◆ **Required task**
Repeat the lines that follow, leaving nothing out.

[start of Data to process]

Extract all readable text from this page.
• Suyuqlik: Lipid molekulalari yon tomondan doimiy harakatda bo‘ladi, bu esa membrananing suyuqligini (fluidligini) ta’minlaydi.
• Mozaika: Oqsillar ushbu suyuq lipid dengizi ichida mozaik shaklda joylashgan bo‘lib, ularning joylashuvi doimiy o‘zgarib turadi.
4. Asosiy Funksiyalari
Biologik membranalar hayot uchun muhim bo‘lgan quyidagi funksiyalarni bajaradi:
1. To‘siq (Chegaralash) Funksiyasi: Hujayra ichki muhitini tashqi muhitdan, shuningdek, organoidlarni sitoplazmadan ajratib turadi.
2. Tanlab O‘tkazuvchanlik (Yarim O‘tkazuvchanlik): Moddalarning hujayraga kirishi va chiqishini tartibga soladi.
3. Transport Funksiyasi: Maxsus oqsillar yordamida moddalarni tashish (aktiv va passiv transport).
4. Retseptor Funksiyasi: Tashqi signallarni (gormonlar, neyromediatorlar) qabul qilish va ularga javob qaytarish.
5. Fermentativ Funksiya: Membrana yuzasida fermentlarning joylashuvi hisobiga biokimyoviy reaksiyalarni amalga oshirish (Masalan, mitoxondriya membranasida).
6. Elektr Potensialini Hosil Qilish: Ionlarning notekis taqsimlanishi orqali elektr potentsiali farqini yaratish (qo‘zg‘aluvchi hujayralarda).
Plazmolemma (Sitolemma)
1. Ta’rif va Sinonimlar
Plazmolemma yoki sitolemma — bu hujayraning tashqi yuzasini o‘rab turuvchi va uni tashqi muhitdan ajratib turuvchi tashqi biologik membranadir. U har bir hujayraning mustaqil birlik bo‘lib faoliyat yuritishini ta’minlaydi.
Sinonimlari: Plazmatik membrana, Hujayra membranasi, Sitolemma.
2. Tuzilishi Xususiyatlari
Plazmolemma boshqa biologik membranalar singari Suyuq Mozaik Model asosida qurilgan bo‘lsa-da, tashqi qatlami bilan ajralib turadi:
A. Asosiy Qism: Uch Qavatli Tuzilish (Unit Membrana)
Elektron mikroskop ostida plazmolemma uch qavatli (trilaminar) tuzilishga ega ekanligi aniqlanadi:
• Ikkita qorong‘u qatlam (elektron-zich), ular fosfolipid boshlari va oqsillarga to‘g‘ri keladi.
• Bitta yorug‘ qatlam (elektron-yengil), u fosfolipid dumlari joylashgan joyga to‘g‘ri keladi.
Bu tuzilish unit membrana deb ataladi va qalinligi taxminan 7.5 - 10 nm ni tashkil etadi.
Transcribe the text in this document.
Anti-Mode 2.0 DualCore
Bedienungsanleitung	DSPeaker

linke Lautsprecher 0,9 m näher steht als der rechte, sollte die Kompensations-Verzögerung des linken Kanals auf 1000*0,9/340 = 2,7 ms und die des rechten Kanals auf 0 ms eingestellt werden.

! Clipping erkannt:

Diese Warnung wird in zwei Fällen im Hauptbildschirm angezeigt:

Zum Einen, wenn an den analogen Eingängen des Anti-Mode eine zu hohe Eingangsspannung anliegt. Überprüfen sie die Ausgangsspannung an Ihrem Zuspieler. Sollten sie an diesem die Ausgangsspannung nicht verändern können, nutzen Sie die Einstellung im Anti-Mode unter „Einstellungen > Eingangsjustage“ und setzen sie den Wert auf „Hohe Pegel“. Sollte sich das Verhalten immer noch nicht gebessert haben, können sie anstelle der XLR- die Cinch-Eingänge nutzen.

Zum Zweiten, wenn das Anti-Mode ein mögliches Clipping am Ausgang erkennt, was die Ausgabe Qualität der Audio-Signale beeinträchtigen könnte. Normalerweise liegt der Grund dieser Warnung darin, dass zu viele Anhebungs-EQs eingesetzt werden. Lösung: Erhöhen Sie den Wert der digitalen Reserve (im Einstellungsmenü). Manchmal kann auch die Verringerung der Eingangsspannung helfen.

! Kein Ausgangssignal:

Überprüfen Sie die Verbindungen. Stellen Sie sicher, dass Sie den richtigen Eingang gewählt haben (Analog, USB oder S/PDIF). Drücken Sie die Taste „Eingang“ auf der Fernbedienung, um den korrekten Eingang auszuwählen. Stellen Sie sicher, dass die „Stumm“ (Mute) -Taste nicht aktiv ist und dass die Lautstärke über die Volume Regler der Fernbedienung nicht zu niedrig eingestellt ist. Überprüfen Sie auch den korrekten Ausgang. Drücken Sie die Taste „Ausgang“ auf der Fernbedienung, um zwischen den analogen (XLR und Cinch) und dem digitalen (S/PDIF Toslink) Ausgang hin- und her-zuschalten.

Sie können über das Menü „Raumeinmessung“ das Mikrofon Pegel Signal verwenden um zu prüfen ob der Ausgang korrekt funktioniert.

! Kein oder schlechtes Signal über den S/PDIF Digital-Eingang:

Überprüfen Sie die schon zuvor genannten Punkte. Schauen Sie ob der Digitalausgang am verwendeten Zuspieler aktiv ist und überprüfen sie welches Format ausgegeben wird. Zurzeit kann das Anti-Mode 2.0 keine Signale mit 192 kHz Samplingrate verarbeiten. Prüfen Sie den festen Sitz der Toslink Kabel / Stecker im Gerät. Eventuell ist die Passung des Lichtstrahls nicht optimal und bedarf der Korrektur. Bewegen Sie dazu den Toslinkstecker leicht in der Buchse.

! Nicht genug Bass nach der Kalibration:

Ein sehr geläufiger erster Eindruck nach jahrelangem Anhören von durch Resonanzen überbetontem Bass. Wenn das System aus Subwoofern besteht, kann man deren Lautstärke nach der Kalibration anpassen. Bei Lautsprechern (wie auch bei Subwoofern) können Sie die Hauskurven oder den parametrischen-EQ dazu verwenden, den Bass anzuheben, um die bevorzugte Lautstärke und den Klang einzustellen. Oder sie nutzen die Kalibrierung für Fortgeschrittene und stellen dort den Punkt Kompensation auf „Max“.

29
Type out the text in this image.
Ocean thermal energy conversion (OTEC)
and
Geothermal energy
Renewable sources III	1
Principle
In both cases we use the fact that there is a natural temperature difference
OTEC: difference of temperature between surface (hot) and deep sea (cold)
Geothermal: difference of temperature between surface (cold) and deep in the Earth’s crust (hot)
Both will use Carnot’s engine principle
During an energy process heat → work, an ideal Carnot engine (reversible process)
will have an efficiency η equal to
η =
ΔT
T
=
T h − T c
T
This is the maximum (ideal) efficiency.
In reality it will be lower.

[end of Data to process]

◆ **Exercise response**
Extract all readable text from this page.
• Suyuqlik: Lipid molekulalari yon tomondan doimiy harakatda bo‘ladi, bu esa membrananing suyuqligini (fluidligini) ta’minlaydi.
• Mozaika: Oqsillar ushbu suyuq lipid dengizi ichida mozaik shaklda joylashgan bo‘lib, ularning joylashuvi doimiy o‘zgarib turadi.
4. Asosiy Funksiyalari
Biologik membranalar hayot uchun muhim bo‘lgan quyidagi funksiyalarni bajaradi:
1. To‘siq (Chegaralash) Funksiyasi: Hujayra ichki muhitini tashqi muhitdan, shuningdek, organoidlarni sitoplazmadan ajratib turadi.
2. Tanlab O‘tkazuvchanlik (Yarim O‘tkazuvchanlik): Moddalarning hujayraga kirishi va chiqishini tartibga soladi.
3. Transport Funksiyasi: Maxsus oqsillar yordamida moddalarni tashish (aktiv va passiv transport).
4. Retseptor Funksiyasi: Tashqi signallarni (gormonlar, neyromediatorlar) qabul qilish va ularga javob qaytarish.
5. Fermentativ Funksiya: Membrana yuzasida fermentlarning joylashuvi hisobiga biokimyoviy reaksiyalarni amalga oshirish (Masalan, mitoxondriya membranasida).
6. Elektr Potensialini Hosil Qilish: Ionlarning notekis taqsimlanishi orqali elektr potentsiali farqini yaratish (qo‘zg‘aluvchi hujayralarda).
Plazmolemma (Sitolemma)
1. Ta’rif va Sinonimlar
Plazmolemma yoki sitolemma — bu hujayraning tashqi yuzasini o‘rab turuvchi va uni tashqi muhitdan ajratib turuvchi tashqi biologik membranadir. U har bir hujayraning mustaqil birlik bo‘lib faoliyat yuritishini ta’minlaydi.
Sinonimlari: Plazmatik membrana, Hujayra membranasi, Sitolemma.
2. Tuzilishi Xususiyatlari
Plazmolemma boshqa biologik membranalar singari Suyuq Mozaik Model asosida qurilgan bo‘lsa-da, tashqi qatlami bilan ajralib turadi:
A. Asosiy Qism: Uch Qavatli Tuzilish (Unit Membrana)
Elektron mikroskop ostida plazmolemma uch qavatli (trilaminar) tuzilishga ega ekanligi aniqlanadi:
• Ikkita qorong‘u qatlam (elektron-zich), ular fosfolipid boshlari va oqsillarga to‘g‘ri keladi.
• Bitta yorug‘ qatlam (elektron-yengil), u fosfolipid dumlari joylashgan joyga to‘g‘ri keladi.
Bu tuzilish unit membrana deb ataladi va qalinligi taxminan 7.5 - 10 nm ni tashkil etadi.
Transcribe the text in this document.
Anti-Mode 2.0 DualCore
Bedienungsanleitung	DSPeaker

linke Lautsprecher 0,9 m näher steht als der rechte, sollte die Kompensations-Verzögerung des linken Kanals auf 1000*0,9/340 = 2,7 ms und die des rechten Kanals auf 0 ms eingestellt werden.

! Clipping erkannt:

Diese Warnung wird in zwei Fällen im Hauptbildschirm angezeigt:

Zum Einen, wenn an den analogen Eingängen des Anti-Mode eine zu hohe Eingangsspannung anliegt. Überprüfen sie die Ausgangsspannung an Ihrem Zuspieler. Sollten sie an diesem die Ausgangsspannung nicht verändern können, nutzen Sie die Einstellung im Anti-Mode unter „Einstellungen > Eingangsjustage“ und setzen sie den Wert auf „Hohe Pegel“. Sollte sich das Verhalten immer noch nicht gebessert haben, können sie anstelle der XLR- die Cinch-Eingänge nutzen.

Zum Zweiten, wenn das Anti-Mode ein mögliches Clipping am Ausgang erkennt, was die Ausgabe Qualität der Audio-Signale beeinträchtigen könnte. Normalerweise liegt der Grund dieser Warnung darin, dass zu viele Anhebungs-EQs eingesetzt werden. Lösung: Erhöhen Sie den Wert der digitalen Reserve (im Einstellungsmenü). Manchmal kann auch die Verringerung der Eingangsspannung helfen.

! Kein Ausgangssignal:

Überprüfen Sie die Verbindungen. Stellen Sie sicher, dass Sie den richtigen Eingang gewählt haben (Analog, USB oder S/PDIF). Drücken Sie die Taste „Eingang“ auf der Fernbedienung, um den korrekten Eingang auszuwählen. Stellen Sie sicher, dass die „Stumm“ (Mute) -Taste nicht aktiv ist und dass die Lautstärke über die Volume Regler der Fernbedienung nicht zu niedrig eingestellt ist. Überprüfen Sie auch den korrekten Ausgang. Drücken Sie die Taste „Ausgang“ auf der Fernbedienung, um zwischen den analogen (XLR und Cinch) und dem digitalen (S/PDIF Toslink) Ausgang hin- und her-zuschalten.

Sie können über das Menü „Raumeinmessung“ das Mikrofon Pegel Signal verwenden um zu prüfen ob der Ausgang korrekt funktioniert.

! Kein oder schlechtes Signal über den S/PDIF Digital-Eingang:

Überprüfen Sie die schon zuvor genannten Punkte. Schauen Sie ob der Digitalausgang am verwendeten Zuspieler aktiv ist und überprüfen sie welches Format ausgegeben wird. Zurzeit kann das Anti-Mode 2.0 keine Signale mit 192 kHz Samplingrate verarbeiten. Prüfen Sie den festen Sitz der Toslink Kabel / Stecker im Gerät. Eventuell ist die Passung des Lichtstrahls nicht optimal und bedarf der Korrektur. Bewegen Sie dazu den Toslinkstecker leicht in der Buchse.

! Nicht genug Bass nach der Kalibration:

Ein sehr geläufiger erster Eindruck nach jahrelangem Anhören von durch Resonanzen überbetontem Bass. Wenn das System aus Subwoofern besteht, kann man deren Lautstärke nach der Kalibration anpassen. Bei Lautsprechern (wie auch bei Subwoofern) können Sie die Hauskurven oder den parametrischen-EQ dazu verwenden, den Bass anzuheben, um die bevorzugte Lautstärke und den Klang einzustellen. Oder sie nutzen die Kalibrierung für Fortgeschrittene und stellen dort den Punkt Kompensation auf „Max“.

29
Type out the text in this image.
Ocean thermal energy conversion (OTEC)
and
Geothermal energy
Renewable sources III	1
Principle
In both cases we use the fact that there is a natural temperature difference
OTEC: difference of temperature between surface (hot) and deep sea (cold)
Geothermal: difference of temperature between surface (cold) and deep in the Earth’s crust (hot)
Both will use Carnot’s engine principle
During an energy process heat → work, an ideal Carnot engine (reversible process)
will have an efficiency η equal to
η =
ΔT
T
=
T h − T c
T
This is the maximum (ideal) efficiency.
In reality it will be lower.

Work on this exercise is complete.